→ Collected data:
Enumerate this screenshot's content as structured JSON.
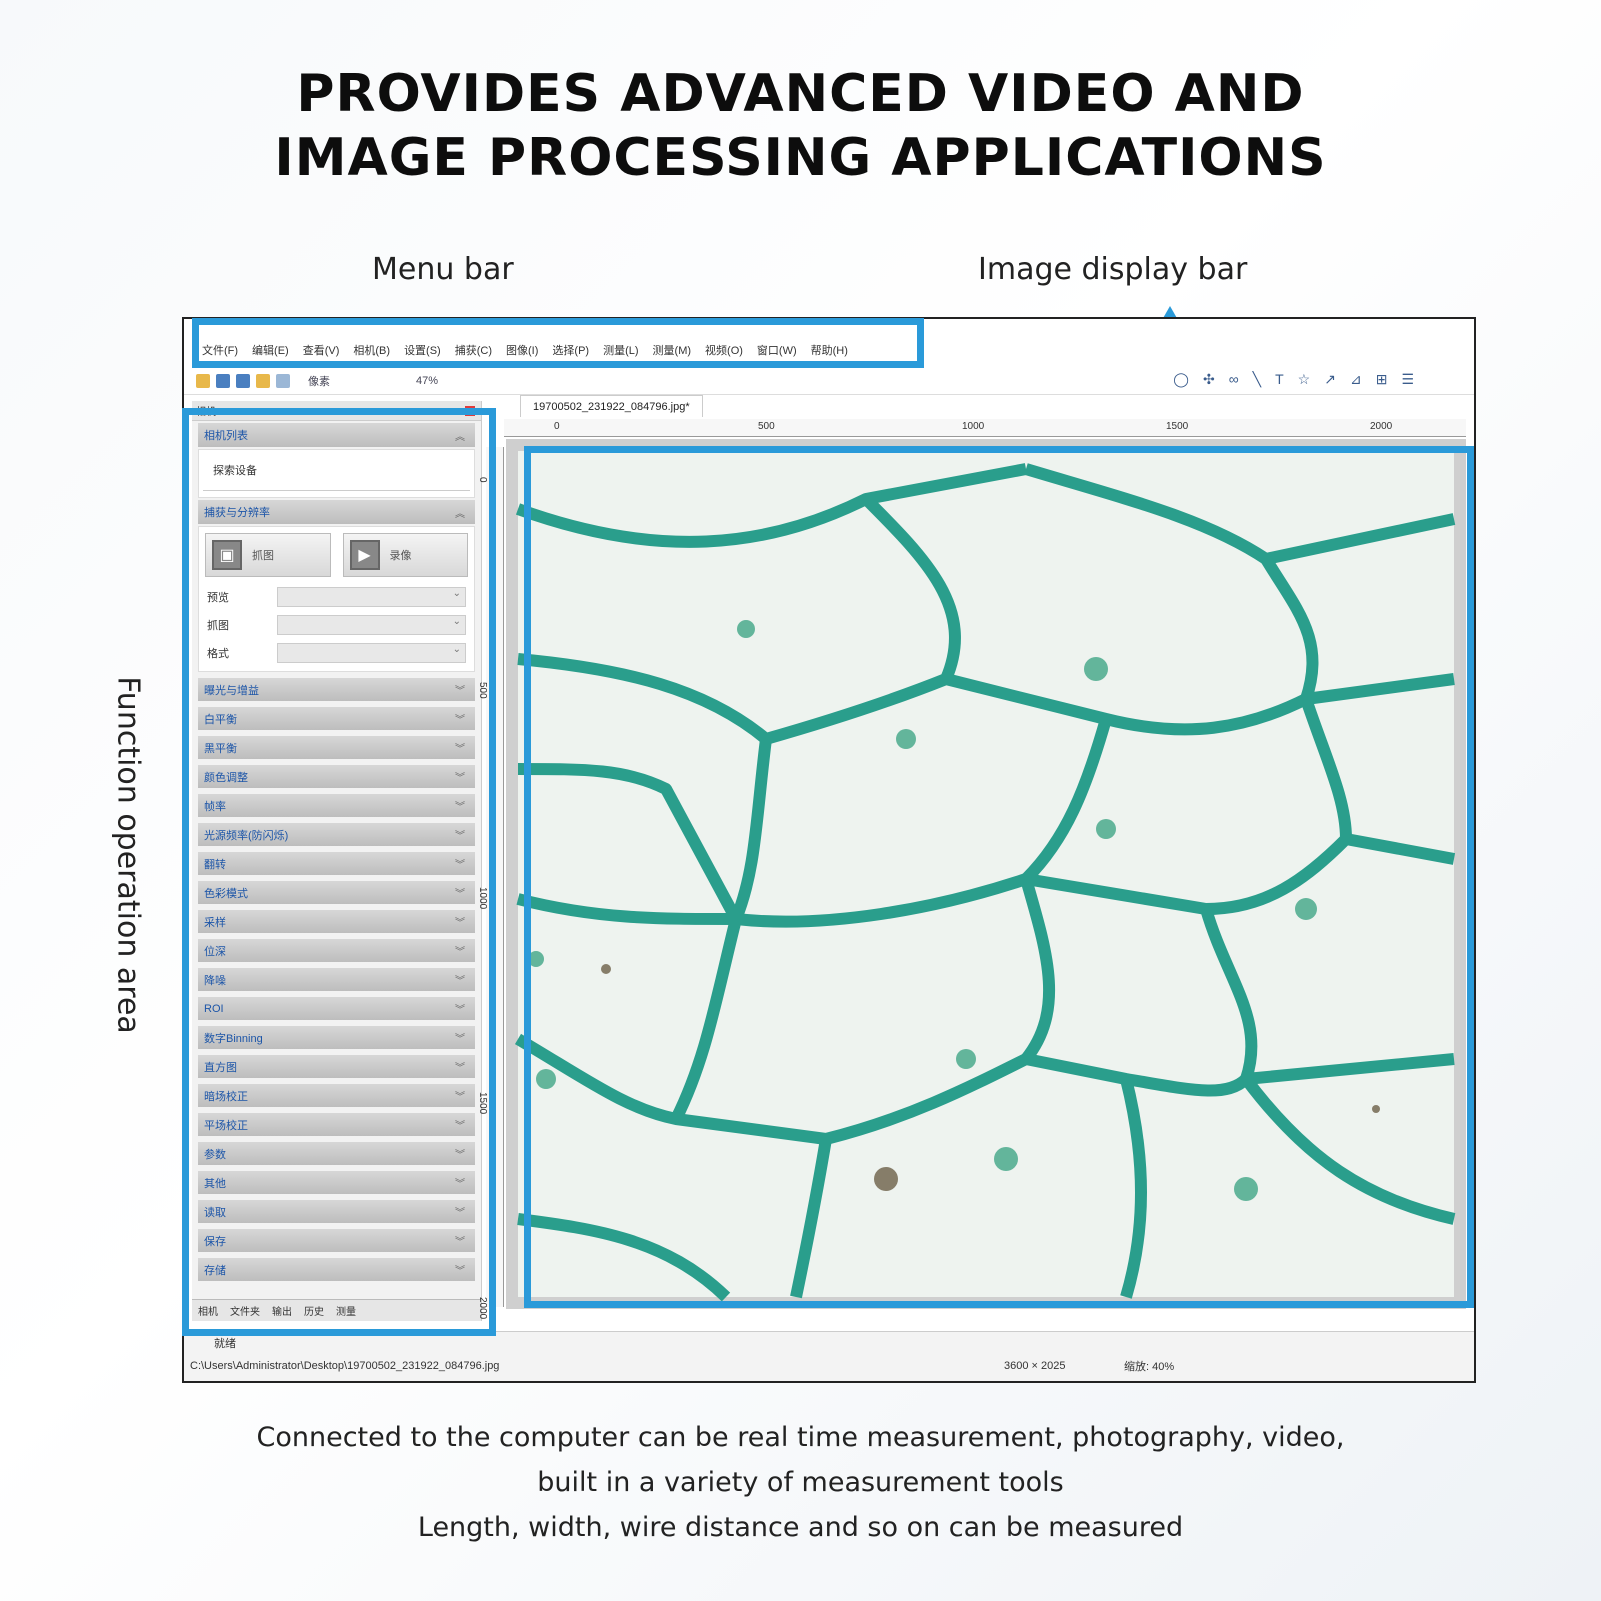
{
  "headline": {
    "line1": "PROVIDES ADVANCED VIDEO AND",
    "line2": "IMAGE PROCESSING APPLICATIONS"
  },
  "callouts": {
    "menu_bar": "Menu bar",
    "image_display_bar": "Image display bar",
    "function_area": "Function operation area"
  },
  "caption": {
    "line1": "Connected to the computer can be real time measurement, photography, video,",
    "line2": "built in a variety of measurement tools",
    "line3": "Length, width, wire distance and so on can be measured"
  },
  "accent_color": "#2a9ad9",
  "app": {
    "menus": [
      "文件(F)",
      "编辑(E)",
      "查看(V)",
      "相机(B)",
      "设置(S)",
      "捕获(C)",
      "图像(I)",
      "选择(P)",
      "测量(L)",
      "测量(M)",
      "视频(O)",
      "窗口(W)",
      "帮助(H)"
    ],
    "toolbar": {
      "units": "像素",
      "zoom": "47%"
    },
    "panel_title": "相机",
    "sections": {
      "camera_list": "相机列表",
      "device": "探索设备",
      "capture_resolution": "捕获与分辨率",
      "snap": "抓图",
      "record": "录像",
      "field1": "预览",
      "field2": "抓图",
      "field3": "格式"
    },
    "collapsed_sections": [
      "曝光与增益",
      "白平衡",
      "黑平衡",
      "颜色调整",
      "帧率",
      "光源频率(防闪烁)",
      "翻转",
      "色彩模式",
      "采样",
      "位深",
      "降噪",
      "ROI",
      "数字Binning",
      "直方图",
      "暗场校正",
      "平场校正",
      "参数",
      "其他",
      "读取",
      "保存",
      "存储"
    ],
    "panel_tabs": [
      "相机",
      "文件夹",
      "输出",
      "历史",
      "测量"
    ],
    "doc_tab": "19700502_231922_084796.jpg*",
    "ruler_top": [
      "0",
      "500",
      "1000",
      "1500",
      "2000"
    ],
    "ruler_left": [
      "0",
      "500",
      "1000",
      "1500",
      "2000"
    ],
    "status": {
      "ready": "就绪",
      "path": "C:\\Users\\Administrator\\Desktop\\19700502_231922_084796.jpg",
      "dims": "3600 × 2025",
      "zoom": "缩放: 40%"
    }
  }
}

→ Stated exercise: Report all lines of the material that contain the word "measurement".

→ Answer to this problem:
    "line1": "Connected to the computer can be real time measurement, photography, video,",
    "line2": "built in a variety of measurement tools",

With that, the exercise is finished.